— Source data —
<<<<

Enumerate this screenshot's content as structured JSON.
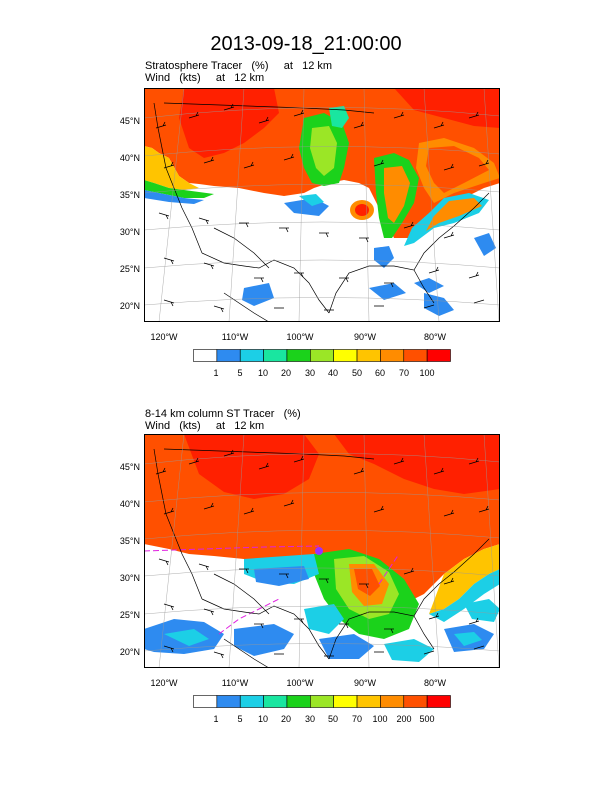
{
  "title": "2013-09-18_21:00:00",
  "panels": [
    {
      "subtitle_line1": "Stratosphere Tracer   (%)     at   12 km",
      "subtitle_line2": "Wind   (kts)     at   12 km",
      "lat_labels": [
        "45°N",
        "40°N",
        "35°N",
        "30°N",
        "25°N",
        "20°N"
      ],
      "lon_labels": [
        "120°W",
        "110°W",
        "100°W",
        "90°W",
        "80°W"
      ],
      "colorbar_labels": [
        "1",
        "5",
        "10",
        "20",
        "30",
        "40",
        "50",
        "60",
        "70",
        "100"
      ]
    },
    {
      "subtitle_line1": "8-14 km column ST Tracer   (%)",
      "subtitle_line2": "Wind   (kts)     at   12 km",
      "lat_labels": [
        "45°N",
        "40°N",
        "35°N",
        "30°N",
        "25°N",
        "20°N"
      ],
      "lon_labels": [
        "120°W",
        "110°W",
        "100°W",
        "90°W",
        "80°W"
      ],
      "colorbar_labels": [
        "1",
        "5",
        "10",
        "20",
        "30",
        "50",
        "70",
        "100",
        "200",
        "500"
      ]
    }
  ],
  "colorbar_colors": [
    "#ffffff",
    "#2e8bf0",
    "#1ccfe6",
    "#19e6a0",
    "#1bd21b",
    "#9be626",
    "#ffff00",
    "#ffc400",
    "#ff8c00",
    "#ff5000",
    "#ff0000"
  ],
  "colors": {
    "field_high": "#ff5000",
    "field_max": "#ff2000",
    "background": "#ffffff"
  }
}
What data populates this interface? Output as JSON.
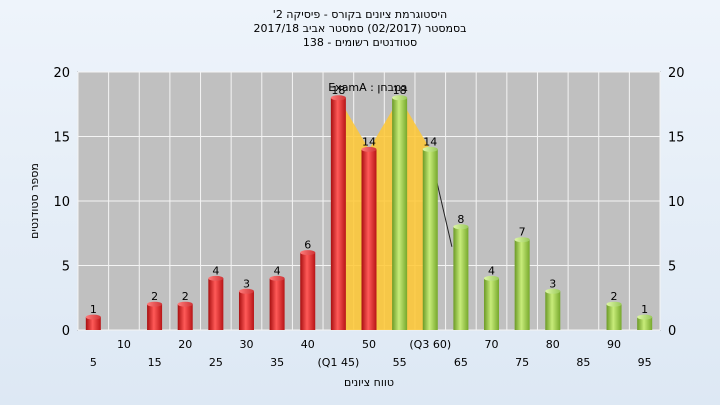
{
  "chart_data": {
    "type": "bar",
    "title_lines": [
      "היסטוגרמת ציונים בקורס - פיסיקה 2'",
      "בסמסטר  (02/2017)  סמסטר אביב 2017/18",
      "סטודנטים רשומים - 138"
    ],
    "ylabel": "מספר סטודנטים",
    "xlabel": "טווח ציונים",
    "annotation": "במבחן : ExamA",
    "ylim": [
      0,
      20
    ],
    "yticks": [
      0,
      5,
      10,
      15,
      20
    ],
    "categories": [
      "5",
      "10",
      "15",
      "20",
      "25",
      "30",
      "35",
      "40",
      "45",
      "50",
      "55",
      "60",
      "65",
      "70",
      "75",
      "80",
      "85",
      "90",
      "95"
    ],
    "category_labels": [
      "5",
      "10",
      "15",
      "20",
      "25",
      "30",
      "35",
      "40",
      "(Q1 45)",
      "50",
      "55",
      "(Q3 60)",
      "65",
      "70",
      "75",
      "80",
      "85",
      "90",
      "95"
    ],
    "values": [
      1,
      0,
      2,
      2,
      4,
      3,
      4,
      6,
      18,
      14,
      18,
      14,
      8,
      4,
      7,
      3,
      0,
      2,
      1
    ],
    "highlight_range_categories": [
      "45",
      "60"
    ],
    "grid": true,
    "colors": {
      "red_bar": "#e8282a",
      "green_bar": "#9acd4a",
      "highlight": "#ffc832",
      "plot_bg": "#c0c0c0"
    },
    "red_up_to": "50"
  }
}
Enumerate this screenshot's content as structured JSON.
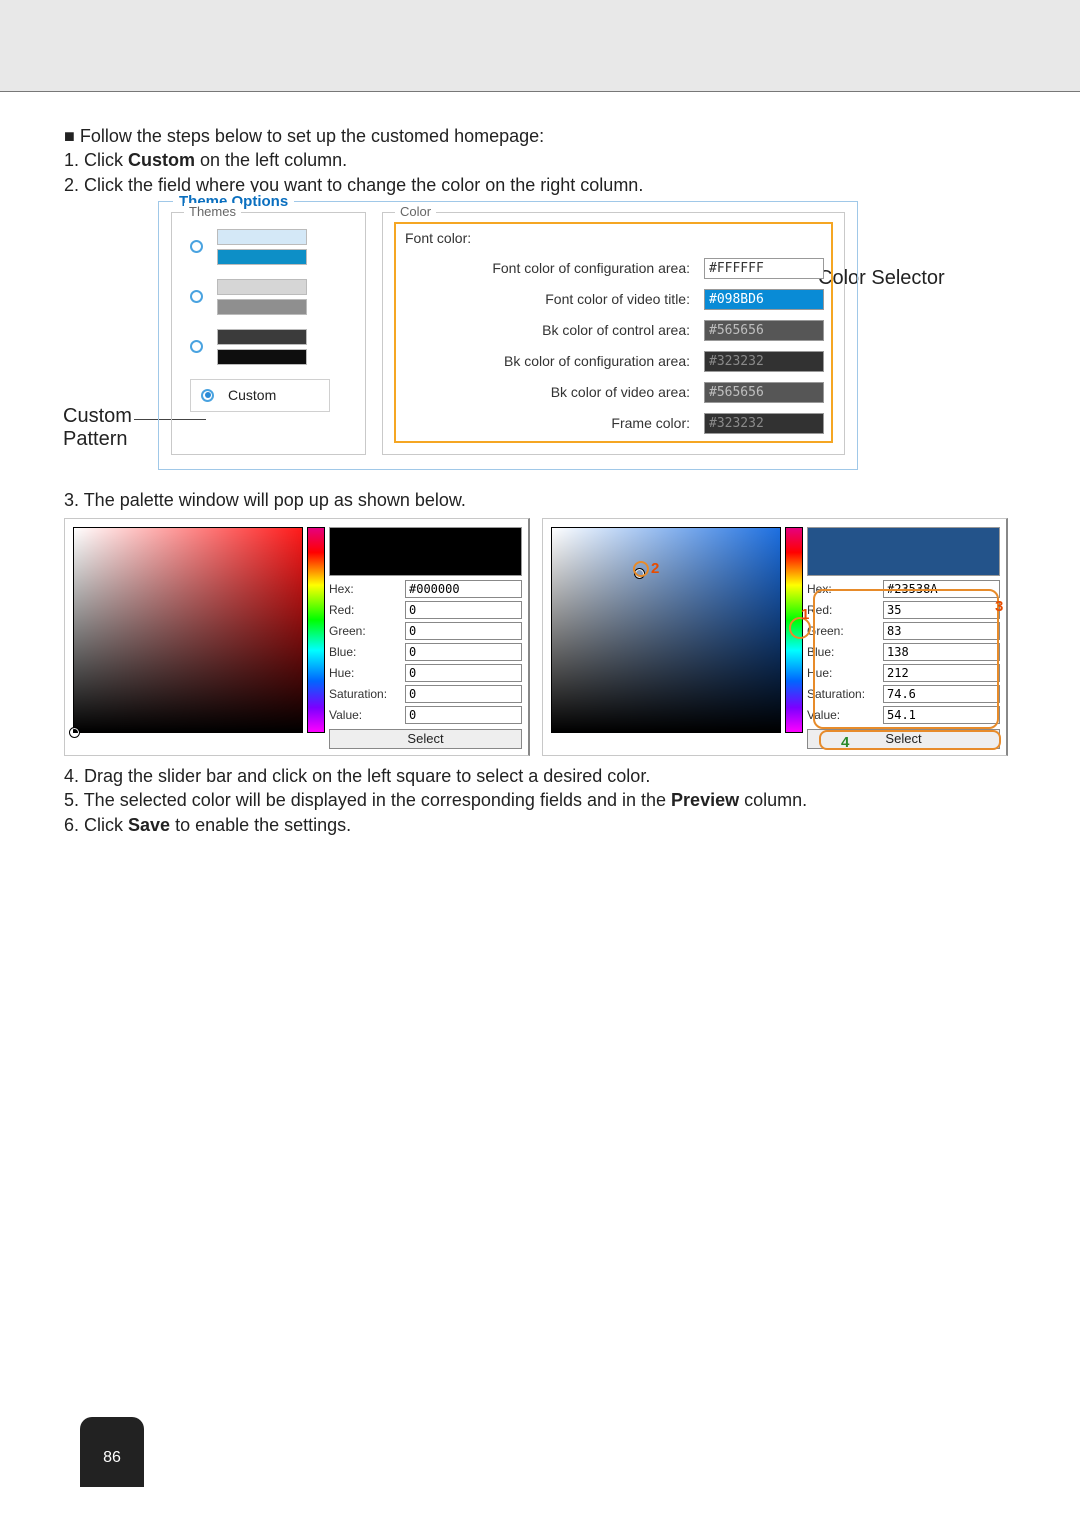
{
  "lead": {
    "bullet": "■ Follow the steps below to set up the customed homepage:",
    "s1a": "1. Click ",
    "s1b": "Custom",
    "s1c": " on the left column.",
    "s2": "2. Click the field where you want to change the color on the right column."
  },
  "themeOptions": {
    "legend": "Theme Options",
    "themesLabel": "Themes",
    "colorLabel": "Color",
    "customLabel": "Custom",
    "swatches": [
      [
        "#d4e8f7",
        "#0d8fc7"
      ],
      [
        "#d6d6d6",
        "#8f8f8f"
      ],
      [
        "#3b3b3b",
        "#0e0e0e"
      ]
    ],
    "colorRows": [
      {
        "label": "Font color:",
        "value": "",
        "bg": "#ffffff",
        "fg": "#333333"
      },
      {
        "label": "Font color of configuration area:",
        "value": "#FFFFFF",
        "bg": "#ffffff",
        "fg": "#333333"
      },
      {
        "label": "Font color of video title:",
        "value": "#098BD6",
        "bg": "#098BD6",
        "fg": "#ffffff"
      },
      {
        "label": "Bk color of control area:",
        "value": "#565656",
        "bg": "#565656",
        "fg": "#bfbfbf"
      },
      {
        "label": "Bk color of configuration area:",
        "value": "#323232",
        "bg": "#323232",
        "fg": "#8a8a8a"
      },
      {
        "label": "Bk color of video area:",
        "value": "#565656",
        "bg": "#565656",
        "fg": "#bfbfbf"
      },
      {
        "label": "Frame color:",
        "value": "#323232",
        "bg": "#323232",
        "fg": "#8a8a8a"
      }
    ]
  },
  "callouts": {
    "customPatternL1": "Custom",
    "customPatternL2": "Pattern",
    "colorSelector": "Color Selector"
  },
  "step3": "3. The palette window will pop up as shown below.",
  "paletteA": {
    "preview": "#000000",
    "fields": {
      "Hex:": "#000000",
      "Red:": "0",
      "Green:": "0",
      "Blue:": "0",
      "Hue:": "0",
      "Saturation:": "0",
      "Value:": "0"
    },
    "select": "Select",
    "pickerDot": {
      "leftPct": 0,
      "topPct": 100
    },
    "gradientBase": "#ff1a1a",
    "hueGradient": "linear-gradient(to bottom,#e5007e 0%,#ff0000 12%,#ffff00 28%,#00ff00 45%,#00ffff 60%,#0066ff 75%,#7a00ff 88%,#ff00ff 100%)"
  },
  "paletteB": {
    "preview": "#23538A",
    "fields": {
      "Hex:": "#23538A",
      "Red:": "35",
      "Green:": "83",
      "Blue:": "138",
      "Hue:": "212",
      "Saturation:": "74.6",
      "Value:": "54.1"
    },
    "select": "Select",
    "pickerDot": {
      "leftPct": 38,
      "topPct": 22
    },
    "gradientBase": "#1d6fe0",
    "hueGradient": "linear-gradient(to bottom,#e5007e 0%,#ff0000 12%,#ffff00 28%,#00ff00 45%,#00ffff 60%,#0066ff 75%,#7a00ff 88%,#ff00ff 100%)",
    "annotations": {
      "num1": "1",
      "num2": "2",
      "num3": "3",
      "num4": "4",
      "colorNum": "#e74c00",
      "colorCircle": "#e78b2a"
    }
  },
  "steps456": {
    "s4": "4. Drag the slider bar and click on the left square to select a desired color.",
    "s5a": "5. The selected color will be displayed in the corresponding fields and in the ",
    "s5b": "Preview",
    "s5c": " column.",
    "s6a": "6. Click ",
    "s6b": "Save",
    "s6c": " to enable the settings."
  },
  "pageNumber": "86"
}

>>>>

— The request —
Copy out all the records exactly, excluding pictures.

— Worked solution —
Enumerate this screenshot's content as structured JSON.
{
  "title": "2013-09-18_21:00:00",
  "panels": [
    {
      "subtitle_line1": "Stratosphere Tracer   (%)     at   12 km",
      "subtitle_line2": "Wind   (kts)     at   12 km",
      "lat_labels": [
        "45°N",
        "40°N",
        "35°N",
        "30°N",
        "25°N",
        "20°N"
      ],
      "lon_labels": [
        "120°W",
        "110°W",
        "100°W",
        "90°W",
        "80°W"
      ],
      "colorbar_labels": [
        "1",
        "5",
        "10",
        "20",
        "30",
        "40",
        "50",
        "60",
        "70",
        "100"
      ]
    },
    {
      "subtitle_line1": "8-14 km column ST Tracer   (%)",
      "subtitle_line2": "Wind   (kts)     at   12 km",
      "lat_labels": [
        "45°N",
        "40°N",
        "35°N",
        "30°N",
        "25°N",
        "20°N"
      ],
      "lon_labels": [
        "120°W",
        "110°W",
        "100°W",
        "90°W",
        "80°W"
      ],
      "colorbar_labels": [
        "1",
        "5",
        "10",
        "20",
        "30",
        "50",
        "70",
        "100",
        "200",
        "500"
      ]
    }
  ],
  "colorbar_colors": [
    "#ffffff",
    "#2e8bf0",
    "#1ccfe6",
    "#19e6a0",
    "#1bd21b",
    "#9be626",
    "#ffff00",
    "#ffc400",
    "#ff8c00",
    "#ff5000",
    "#ff0000"
  ],
  "colors": {
    "field_high": "#ff5000",
    "field_max": "#ff2000",
    "background": "#ffffff"
  }
}
What data populates this interface? Output as JSON.
{
  "chart_data": {
    "type": "bar",
    "title_lines": [
      "היסטוגרמת ציונים בקורס - פיסיקה 2'",
      "בסמסטר  (02/2017)  סמסטר אביב 2017/18",
      "סטודנטים רשומים - 138"
    ],
    "ylabel": "מספר סטודנטים",
    "xlabel": "טווח ציונים",
    "annotation": "במבחן : ExamA",
    "ylim": [
      0,
      20
    ],
    "yticks": [
      0,
      5,
      10,
      15,
      20
    ],
    "categories": [
      "5",
      "10",
      "15",
      "20",
      "25",
      "30",
      "35",
      "40",
      "45",
      "50",
      "55",
      "60",
      "65",
      "70",
      "75",
      "80",
      "85",
      "90",
      "95"
    ],
    "category_labels": [
      "5",
      "10",
      "15",
      "20",
      "25",
      "30",
      "35",
      "40",
      "(Q1 45)",
      "50",
      "55",
      "(Q3 60)",
      "65",
      "70",
      "75",
      "80",
      "85",
      "90",
      "95"
    ],
    "values": [
      1,
      0,
      2,
      2,
      4,
      3,
      4,
      6,
      18,
      14,
      18,
      14,
      8,
      4,
      7,
      3,
      0,
      2,
      1
    ],
    "highlight_range_categories": [
      "45",
      "60"
    ],
    "grid": true,
    "colors": {
      "red_bar": "#e8282a",
      "green_bar": "#9acd4a",
      "highlight": "#ffc832",
      "plot_bg": "#c0c0c0"
    },
    "red_up_to": "50"
  }
}
Enumerate this screenshot's content as structured JSON.
{
  "lead": {
    "bullet": "■ Follow the steps below to set up the customed homepage:",
    "s1a": "1. Click ",
    "s1b": "Custom",
    "s1c": " on the left column.",
    "s2": "2. Click the field where you want to change the color on the right column."
  },
  "themeOptions": {
    "legend": "Theme Options",
    "themesLabel": "Themes",
    "colorLabel": "Color",
    "customLabel": "Custom",
    "swatches": [
      [
        "#d4e8f7",
        "#0d8fc7"
      ],
      [
        "#d6d6d6",
        "#8f8f8f"
      ],
      [
        "#3b3b3b",
        "#0e0e0e"
      ]
    ],
    "colorRows": [
      {
        "label": "Font color:",
        "value": "",
        "bg": "#ffffff",
        "fg": "#333333"
      },
      {
        "label": "Font color of configuration area:",
        "value": "#FFFFFF",
        "bg": "#ffffff",
        "fg": "#333333"
      },
      {
        "label": "Font color of video title:",
        "value": "#098BD6",
        "bg": "#098BD6",
        "fg": "#ffffff"
      },
      {
        "label": "Bk color of control area:",
        "value": "#565656",
        "bg": "#565656",
        "fg": "#bfbfbf"
      },
      {
        "label": "Bk color of configuration area:",
        "value": "#323232",
        "bg": "#323232",
        "fg": "#8a8a8a"
      },
      {
        "label": "Bk color of video area:",
        "value": "#565656",
        "bg": "#565656",
        "fg": "#bfbfbf"
      },
      {
        "label": "Frame color:",
        "value": "#323232",
        "bg": "#323232",
        "fg": "#8a8a8a"
      }
    ]
  },
  "callouts": {
    "customPatternL1": "Custom",
    "customPatternL2": "Pattern",
    "colorSelector": "Color Selector"
  },
  "step3": "3. The palette window will pop up as shown below.",
  "paletteA": {
    "preview": "#000000",
    "fields": {
      "Hex:": "#000000",
      "Red:": "0",
      "Green:": "0",
      "Blue:": "0",
      "Hue:": "0",
      "Saturation:": "0",
      "Value:": "0"
    },
    "select": "Select",
    "pickerDot": {
      "leftPct": 0,
      "topPct": 100
    },
    "gradientBase": "#ff1a1a",
    "hueGradient": "linear-gradient(to bottom,#e5007e 0%,#ff0000 12%,#ffff00 28%,#00ff00 45%,#00ffff 60%,#0066ff 75%,#7a00ff 88%,#ff00ff 100%)"
  },
  "paletteB": {
    "preview": "#23538A",
    "fields": {
      "Hex:": "#23538A",
      "Red:": "35",
      "Green:": "83",
      "Blue:": "138",
      "Hue:": "212",
      "Saturation:": "74.6",
      "Value:": "54.1"
    },
    "select": "Select",
    "pickerDot": {
      "leftPct": 38,
      "topPct": 22
    },
    "gradientBase": "#1d6fe0",
    "hueGradient": "linear-gradient(to bottom,#e5007e 0%,#ff0000 12%,#ffff00 28%,#00ff00 45%,#00ffff 60%,#0066ff 75%,#7a00ff 88%,#ff00ff 100%)",
    "annotations": {
      "num1": "1",
      "num2": "2",
      "num3": "3",
      "num4": "4",
      "colorNum": "#e74c00",
      "colorCircle": "#e78b2a"
    }
  },
  "steps456": {
    "s4": "4. Drag the slider bar and click on the left square to select a desired color.",
    "s5a": "5. The selected color will be displayed in the corresponding fields and in the ",
    "s5b": "Preview",
    "s5c": " column.",
    "s6a": "6. Click ",
    "s6b": "Save",
    "s6c": " to enable the settings."
  },
  "pageNumber": "86"
}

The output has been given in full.